→ Challenge: Please copy the data word for word, from its first line down to the line containing "footer-notes: 飞卢提醒您：读书三件事 - 收藏、推荐、分享！（woshizhu0）", including both of those lines.
-- start Recorded information --
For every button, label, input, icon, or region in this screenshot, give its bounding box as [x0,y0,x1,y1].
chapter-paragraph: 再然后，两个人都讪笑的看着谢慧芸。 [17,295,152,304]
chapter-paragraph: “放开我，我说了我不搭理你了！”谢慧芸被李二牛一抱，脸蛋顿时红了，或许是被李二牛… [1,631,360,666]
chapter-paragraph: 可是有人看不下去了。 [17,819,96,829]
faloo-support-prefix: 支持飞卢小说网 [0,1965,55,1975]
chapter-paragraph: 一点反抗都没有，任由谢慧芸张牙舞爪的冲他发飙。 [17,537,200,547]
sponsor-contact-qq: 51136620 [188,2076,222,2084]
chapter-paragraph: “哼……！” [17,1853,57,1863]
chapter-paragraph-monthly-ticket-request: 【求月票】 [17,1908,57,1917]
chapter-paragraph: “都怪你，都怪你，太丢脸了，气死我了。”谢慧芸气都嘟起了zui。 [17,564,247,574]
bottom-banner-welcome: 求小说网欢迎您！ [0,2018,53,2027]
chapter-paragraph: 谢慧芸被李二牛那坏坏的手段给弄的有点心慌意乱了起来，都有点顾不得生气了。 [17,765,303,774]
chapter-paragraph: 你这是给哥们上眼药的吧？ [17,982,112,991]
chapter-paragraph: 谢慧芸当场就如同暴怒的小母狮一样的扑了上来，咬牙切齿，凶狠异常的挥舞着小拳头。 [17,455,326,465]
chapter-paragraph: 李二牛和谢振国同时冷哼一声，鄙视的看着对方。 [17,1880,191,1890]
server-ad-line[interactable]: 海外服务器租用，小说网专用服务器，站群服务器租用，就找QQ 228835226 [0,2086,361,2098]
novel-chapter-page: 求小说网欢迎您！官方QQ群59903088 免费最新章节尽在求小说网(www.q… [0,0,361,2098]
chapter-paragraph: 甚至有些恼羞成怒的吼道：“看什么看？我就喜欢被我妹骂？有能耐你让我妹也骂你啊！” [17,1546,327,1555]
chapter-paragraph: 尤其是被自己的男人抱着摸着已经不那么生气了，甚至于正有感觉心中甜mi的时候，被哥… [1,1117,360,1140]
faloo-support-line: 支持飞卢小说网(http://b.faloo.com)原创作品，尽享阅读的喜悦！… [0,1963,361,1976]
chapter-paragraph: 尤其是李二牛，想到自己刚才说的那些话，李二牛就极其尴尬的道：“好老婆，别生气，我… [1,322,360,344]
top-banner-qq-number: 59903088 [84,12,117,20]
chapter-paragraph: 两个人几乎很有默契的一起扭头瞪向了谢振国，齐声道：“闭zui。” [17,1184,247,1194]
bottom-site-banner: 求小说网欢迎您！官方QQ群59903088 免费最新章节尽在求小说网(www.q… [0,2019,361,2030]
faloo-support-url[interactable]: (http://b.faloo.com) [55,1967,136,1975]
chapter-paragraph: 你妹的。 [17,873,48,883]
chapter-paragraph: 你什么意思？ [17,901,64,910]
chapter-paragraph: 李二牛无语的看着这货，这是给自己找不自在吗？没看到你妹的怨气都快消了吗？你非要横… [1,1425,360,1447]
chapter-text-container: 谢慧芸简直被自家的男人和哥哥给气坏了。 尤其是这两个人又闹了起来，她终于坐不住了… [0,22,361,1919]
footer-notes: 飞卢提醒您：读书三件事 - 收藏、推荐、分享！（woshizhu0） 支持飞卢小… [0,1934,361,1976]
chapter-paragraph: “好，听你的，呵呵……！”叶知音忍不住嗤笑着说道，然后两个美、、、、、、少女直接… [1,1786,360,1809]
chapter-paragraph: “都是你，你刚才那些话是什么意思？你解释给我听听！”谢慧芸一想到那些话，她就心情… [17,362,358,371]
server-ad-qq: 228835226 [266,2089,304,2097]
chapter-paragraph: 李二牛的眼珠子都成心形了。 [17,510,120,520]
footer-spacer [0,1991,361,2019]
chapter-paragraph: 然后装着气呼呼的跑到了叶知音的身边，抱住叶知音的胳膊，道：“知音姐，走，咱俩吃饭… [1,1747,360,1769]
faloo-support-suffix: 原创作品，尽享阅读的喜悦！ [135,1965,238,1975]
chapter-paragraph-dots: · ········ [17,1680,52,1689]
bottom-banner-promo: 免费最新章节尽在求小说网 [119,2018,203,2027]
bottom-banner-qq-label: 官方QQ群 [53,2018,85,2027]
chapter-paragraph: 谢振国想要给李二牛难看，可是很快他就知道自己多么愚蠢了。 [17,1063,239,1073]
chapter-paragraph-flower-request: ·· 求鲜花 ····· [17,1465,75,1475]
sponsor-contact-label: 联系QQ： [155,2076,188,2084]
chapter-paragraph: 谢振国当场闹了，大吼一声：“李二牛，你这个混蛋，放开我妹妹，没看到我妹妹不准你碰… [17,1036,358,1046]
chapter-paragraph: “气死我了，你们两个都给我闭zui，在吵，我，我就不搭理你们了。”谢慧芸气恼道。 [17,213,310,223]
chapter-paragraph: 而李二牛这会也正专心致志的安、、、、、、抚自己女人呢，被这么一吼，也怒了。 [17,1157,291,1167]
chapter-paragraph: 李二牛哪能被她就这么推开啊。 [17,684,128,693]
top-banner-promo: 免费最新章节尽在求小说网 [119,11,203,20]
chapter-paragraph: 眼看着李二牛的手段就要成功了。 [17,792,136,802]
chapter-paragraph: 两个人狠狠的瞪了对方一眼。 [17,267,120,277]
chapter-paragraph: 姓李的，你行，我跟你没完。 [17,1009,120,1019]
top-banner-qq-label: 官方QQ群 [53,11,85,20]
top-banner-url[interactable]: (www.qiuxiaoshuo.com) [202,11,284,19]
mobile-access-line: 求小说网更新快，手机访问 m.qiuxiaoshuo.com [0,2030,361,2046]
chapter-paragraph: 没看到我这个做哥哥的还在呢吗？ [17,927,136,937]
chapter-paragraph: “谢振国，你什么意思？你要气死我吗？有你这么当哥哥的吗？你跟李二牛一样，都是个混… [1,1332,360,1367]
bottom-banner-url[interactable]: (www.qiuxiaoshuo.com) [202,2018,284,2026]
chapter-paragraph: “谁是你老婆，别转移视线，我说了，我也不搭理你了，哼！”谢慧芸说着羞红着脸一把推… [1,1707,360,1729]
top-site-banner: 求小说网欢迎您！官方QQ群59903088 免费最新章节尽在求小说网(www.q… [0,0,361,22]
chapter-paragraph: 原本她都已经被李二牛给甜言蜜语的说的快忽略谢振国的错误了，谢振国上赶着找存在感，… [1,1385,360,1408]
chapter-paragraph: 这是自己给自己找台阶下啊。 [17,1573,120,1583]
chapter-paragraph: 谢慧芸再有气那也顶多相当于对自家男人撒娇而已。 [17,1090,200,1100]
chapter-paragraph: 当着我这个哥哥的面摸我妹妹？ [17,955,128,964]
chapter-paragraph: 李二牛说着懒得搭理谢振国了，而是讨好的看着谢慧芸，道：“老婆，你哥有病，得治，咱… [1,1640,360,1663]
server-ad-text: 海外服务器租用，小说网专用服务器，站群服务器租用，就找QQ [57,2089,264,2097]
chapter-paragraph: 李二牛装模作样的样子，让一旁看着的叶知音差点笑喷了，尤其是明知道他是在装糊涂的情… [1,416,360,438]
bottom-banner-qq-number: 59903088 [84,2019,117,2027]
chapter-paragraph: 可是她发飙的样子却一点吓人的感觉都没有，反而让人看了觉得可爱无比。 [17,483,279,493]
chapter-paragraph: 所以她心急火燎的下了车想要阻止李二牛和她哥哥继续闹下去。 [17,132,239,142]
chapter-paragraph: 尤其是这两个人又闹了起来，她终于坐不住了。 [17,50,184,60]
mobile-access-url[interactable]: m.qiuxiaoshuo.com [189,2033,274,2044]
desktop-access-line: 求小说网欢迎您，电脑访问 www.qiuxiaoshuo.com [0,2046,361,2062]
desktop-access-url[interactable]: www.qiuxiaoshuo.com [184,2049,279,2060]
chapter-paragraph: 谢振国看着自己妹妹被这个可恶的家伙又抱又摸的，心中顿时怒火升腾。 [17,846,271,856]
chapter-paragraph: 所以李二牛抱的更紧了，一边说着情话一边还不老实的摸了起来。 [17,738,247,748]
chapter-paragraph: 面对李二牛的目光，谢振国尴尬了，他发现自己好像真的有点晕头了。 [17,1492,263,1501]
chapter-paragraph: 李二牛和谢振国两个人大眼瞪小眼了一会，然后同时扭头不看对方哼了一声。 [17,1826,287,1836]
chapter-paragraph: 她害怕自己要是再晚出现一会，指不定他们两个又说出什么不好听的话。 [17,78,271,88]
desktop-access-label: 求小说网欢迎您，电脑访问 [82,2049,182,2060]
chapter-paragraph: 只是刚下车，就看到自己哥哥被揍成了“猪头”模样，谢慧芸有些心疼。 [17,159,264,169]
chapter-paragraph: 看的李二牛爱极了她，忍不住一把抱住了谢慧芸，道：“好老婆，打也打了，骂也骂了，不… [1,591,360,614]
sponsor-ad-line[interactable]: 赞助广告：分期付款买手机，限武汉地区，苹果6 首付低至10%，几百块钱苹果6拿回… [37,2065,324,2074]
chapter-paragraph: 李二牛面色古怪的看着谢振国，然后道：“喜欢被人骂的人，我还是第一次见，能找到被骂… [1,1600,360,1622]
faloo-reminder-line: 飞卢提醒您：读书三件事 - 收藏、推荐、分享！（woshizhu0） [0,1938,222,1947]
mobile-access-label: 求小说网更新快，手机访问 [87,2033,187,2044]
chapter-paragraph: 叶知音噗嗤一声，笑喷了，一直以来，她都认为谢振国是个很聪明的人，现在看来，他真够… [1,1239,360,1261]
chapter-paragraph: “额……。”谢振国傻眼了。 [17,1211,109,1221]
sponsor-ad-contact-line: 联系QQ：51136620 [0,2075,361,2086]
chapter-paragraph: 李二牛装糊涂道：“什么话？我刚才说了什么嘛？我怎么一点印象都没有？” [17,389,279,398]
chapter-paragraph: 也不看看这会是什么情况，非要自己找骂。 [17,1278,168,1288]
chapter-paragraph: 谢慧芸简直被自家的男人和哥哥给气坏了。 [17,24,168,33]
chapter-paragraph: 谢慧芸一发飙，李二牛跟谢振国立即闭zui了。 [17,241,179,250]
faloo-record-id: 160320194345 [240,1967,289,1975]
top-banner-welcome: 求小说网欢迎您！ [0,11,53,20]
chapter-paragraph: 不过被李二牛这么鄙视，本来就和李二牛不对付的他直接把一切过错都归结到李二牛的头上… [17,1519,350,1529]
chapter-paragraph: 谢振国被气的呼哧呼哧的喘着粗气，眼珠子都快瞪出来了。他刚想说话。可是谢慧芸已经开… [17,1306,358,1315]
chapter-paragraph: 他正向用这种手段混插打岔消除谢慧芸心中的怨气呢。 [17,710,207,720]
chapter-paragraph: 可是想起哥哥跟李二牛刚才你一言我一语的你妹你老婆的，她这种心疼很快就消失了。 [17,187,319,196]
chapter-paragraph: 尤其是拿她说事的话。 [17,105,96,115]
-- end Recorded information --
→ Result of the exercise:
For every button, label, input, icon, or region in this screenshot, give its bounding box as [x0,y0,x1,y1].
chapter-paragraph: 再然后，两个人都讪笑的看着谢慧芸。 [17,295,152,304]
chapter-paragraph: “放开我，我说了我不搭理你了！”谢慧芸被李二牛一抱，脸蛋顿时红了，或许是被李二牛… [1,631,360,666]
chapter-paragraph: 可是有人看不下去了。 [17,819,96,829]
faloo-support-prefix: 支持飞卢小说网 [0,1965,55,1975]
chapter-paragraph: 一点反抗都没有，任由谢慧芸张牙舞爪的冲他发飙。 [17,537,200,547]
sponsor-contact-qq: 51136620 [188,2076,222,2084]
chapter-paragraph: “哼……！” [17,1853,57,1863]
chapter-paragraph-monthly-ticket-request: 【求月票】 [17,1908,57,1917]
chapter-paragraph: “都怪你，都怪你，太丢脸了，气死我了。”谢慧芸气都嘟起了zui。 [17,564,247,574]
bottom-banner-welcome: 求小说网欢迎您！ [0,2018,53,2027]
chapter-paragraph: 谢慧芸被李二牛那坏坏的手段给弄的有点心慌意乱了起来，都有点顾不得生气了。 [17,765,303,774]
chapter-paragraph: 你这是给哥们上眼药的吧？ [17,982,112,991]
chapter-paragraph: 谢慧芸当场就如同暴怒的小母狮一样的扑了上来，咬牙切齿，凶狠异常的挥舞着小拳头。 [17,455,326,465]
chapter-paragraph: 李二牛和谢振国同时冷哼一声，鄙视的看着对方。 [17,1880,191,1890]
server-ad-line[interactable]: 海外服务器租用，小说网专用服务器，站群服务器租用，就找QQ 228835226 [0,2086,361,2098]
novel-chapter-page: 求小说网欢迎您！官方QQ群59903088 免费最新章节尽在求小说网(www.q… [0,0,361,2098]
chapter-paragraph: 甚至有些恼羞成怒的吼道：“看什么看？我就喜欢被我妹骂？有能耐你让我妹也骂你啊！” [17,1546,327,1555]
chapter-paragraph: 尤其是被自己的男人抱着摸着已经不那么生气了，甚至于正有感觉心中甜mi的时候，被哥… [1,1117,360,1140]
faloo-support-line: 支持飞卢小说网(http://b.faloo.com)原创作品，尽享阅读的喜悦！… [0,1963,361,1976]
chapter-paragraph: 尤其是李二牛，想到自己刚才说的那些话，李二牛就极其尴尬的道：“好老婆，别生气，我… [1,322,360,344]
top-banner-qq-number: 59903088 [84,12,117,20]
chapter-paragraph: 两个人几乎很有默契的一起扭头瞪向了谢振国，齐声道：“闭zui。” [17,1184,247,1194]
bottom-site-banner: 求小说网欢迎您！官方QQ群59903088 免费最新章节尽在求小说网(www.q… [0,2019,361,2030]
faloo-support-url[interactable]: (http://b.faloo.com) [55,1967,136,1975]
chapter-paragraph: 你妹的。 [17,873,48,883]
chapter-paragraph: 你什么意思？ [17,901,64,910]
chapter-paragraph: 李二牛无语的看着这货，这是给自己找不自在吗？没看到你妹的怨气都快消了吗？你非要横… [1,1425,360,1447]
chapter-text-container: 谢慧芸简直被自家的男人和哥哥给气坏了。 尤其是这两个人又闹了起来，她终于坐不住了… [0,22,361,1919]
footer-notes: 飞卢提醒您：读书三件事 - 收藏、推荐、分享！（woshizhu0） 支持飞卢小… [0,1934,361,1976]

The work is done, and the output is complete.